## Requirement
What follows is a listing; give it again exactly, in its entirety.

(Figure data in JSON)
═══
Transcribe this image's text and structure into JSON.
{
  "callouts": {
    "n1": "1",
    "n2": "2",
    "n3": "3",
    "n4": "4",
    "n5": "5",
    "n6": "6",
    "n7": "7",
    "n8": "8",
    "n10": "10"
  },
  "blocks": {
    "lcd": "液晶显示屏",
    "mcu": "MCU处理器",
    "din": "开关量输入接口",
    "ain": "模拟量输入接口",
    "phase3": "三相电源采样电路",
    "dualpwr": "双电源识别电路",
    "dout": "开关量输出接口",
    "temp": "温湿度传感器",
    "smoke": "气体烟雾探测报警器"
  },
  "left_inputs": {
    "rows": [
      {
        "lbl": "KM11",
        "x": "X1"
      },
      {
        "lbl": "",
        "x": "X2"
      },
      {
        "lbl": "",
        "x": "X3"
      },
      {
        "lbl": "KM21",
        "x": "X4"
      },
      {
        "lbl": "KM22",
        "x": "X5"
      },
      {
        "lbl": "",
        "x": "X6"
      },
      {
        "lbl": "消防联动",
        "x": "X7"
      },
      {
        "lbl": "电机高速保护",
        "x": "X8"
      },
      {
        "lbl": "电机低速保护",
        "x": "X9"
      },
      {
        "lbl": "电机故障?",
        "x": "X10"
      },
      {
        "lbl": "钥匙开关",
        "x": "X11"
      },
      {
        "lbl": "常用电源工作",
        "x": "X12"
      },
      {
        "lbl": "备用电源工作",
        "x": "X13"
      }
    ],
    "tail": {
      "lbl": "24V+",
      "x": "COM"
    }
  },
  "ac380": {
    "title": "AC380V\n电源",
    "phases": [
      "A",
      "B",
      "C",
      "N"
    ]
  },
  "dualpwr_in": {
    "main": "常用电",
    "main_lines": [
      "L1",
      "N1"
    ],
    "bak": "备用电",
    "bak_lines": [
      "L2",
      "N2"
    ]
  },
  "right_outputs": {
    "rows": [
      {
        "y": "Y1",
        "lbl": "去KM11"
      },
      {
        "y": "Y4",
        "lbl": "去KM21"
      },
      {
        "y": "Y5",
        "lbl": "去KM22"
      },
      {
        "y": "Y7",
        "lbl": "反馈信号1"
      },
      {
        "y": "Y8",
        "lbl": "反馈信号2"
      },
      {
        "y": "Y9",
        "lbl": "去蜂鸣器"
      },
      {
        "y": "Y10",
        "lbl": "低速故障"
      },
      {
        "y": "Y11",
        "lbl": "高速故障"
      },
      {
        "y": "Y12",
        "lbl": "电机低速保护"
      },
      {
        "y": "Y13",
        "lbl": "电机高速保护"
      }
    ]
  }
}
═══
## Exercise result
Transcribe this image's text and structure into JSON.
{
  "callouts": {
    "n1": "1",
    "n2": "2",
    "n3": "3",
    "n4": "4",
    "n5": "5",
    "n6": "6",
    "n7": "7",
    "n8": "8",
    "n10": "10"
  },
  "blocks": {
    "lcd": "液晶显示屏",
    "mcu": "MCU处理器",
    "din": "开关量输入接口",
    "ain": "模拟量输入接口",
    "phase3": "三相电源采样电路",
    "dualpwr": "双电源识别电路",
    "dout": "开关量输出接口",
    "temp": "温湿度传感器",
    "smoke": "气体烟雾探测报警器"
  },
  "left_inputs": {
    "rows": [
      {
        "lbl": "KM11",
        "x": "X1"
      },
      {
        "lbl": "",
        "x": "X2"
      },
      {
        "lbl": "",
        "x": "X3"
      },
      {
        "lbl": "KM21",
        "x": "X4"
      },
      {
        "lbl": "KM22",
        "x": "X5"
      },
      {
        "lbl": "",
        "x": "X6"
      },
      {
        "lbl": "消防联动",
        "x": "X7"
      },
      {
        "lbl": "电机高速保护",
        "x": "X8"
      },
      {
        "lbl": "电机低速保护",
        "x": "X9"
      },
      {
        "lbl": "电机故障?",
        "x": "X10"
      },
      {
        "lbl": "钥匙开关",
        "x": "X11"
      },
      {
        "lbl": "常用电源工作",
        "x": "X12"
      },
      {
        "lbl": "备用电源工作",
        "x": "X13"
      }
    ],
    "tail": {
      "lbl": "24V+",
      "x": "COM"
    }
  },
  "ac380": {
    "title": "AC380V\n电源",
    "phases": [
      "A",
      "B",
      "C",
      "N"
    ]
  },
  "dualpwr_in": {
    "main": "常用电",
    "main_lines": [
      "L1",
      "N1"
    ],
    "bak": "备用电",
    "bak_lines": [
      "L2",
      "N2"
    ]
  },
  "right_outputs": {
    "rows": [
      {
        "y": "Y1",
        "lbl": "去KM11"
      },
      {
        "y": "Y4",
        "lbl": "去KM21"
      },
      {
        "y": "Y5",
        "lbl": "去KM22"
      },
      {
        "y": "Y7",
        "lbl": "反馈信号1"
      },
      {
        "y": "Y8",
        "lbl": "反馈信号2"
      },
      {
        "y": "Y9",
        "lbl": "去蜂鸣器"
      },
      {
        "y": "Y10",
        "lbl": "低速故障"
      },
      {
        "y": "Y11",
        "lbl": "高速故障"
      },
      {
        "y": "Y12",
        "lbl": "电机低速保护"
      },
      {
        "y": "Y13",
        "lbl": "电机高速保护"
      }
    ]
  }
}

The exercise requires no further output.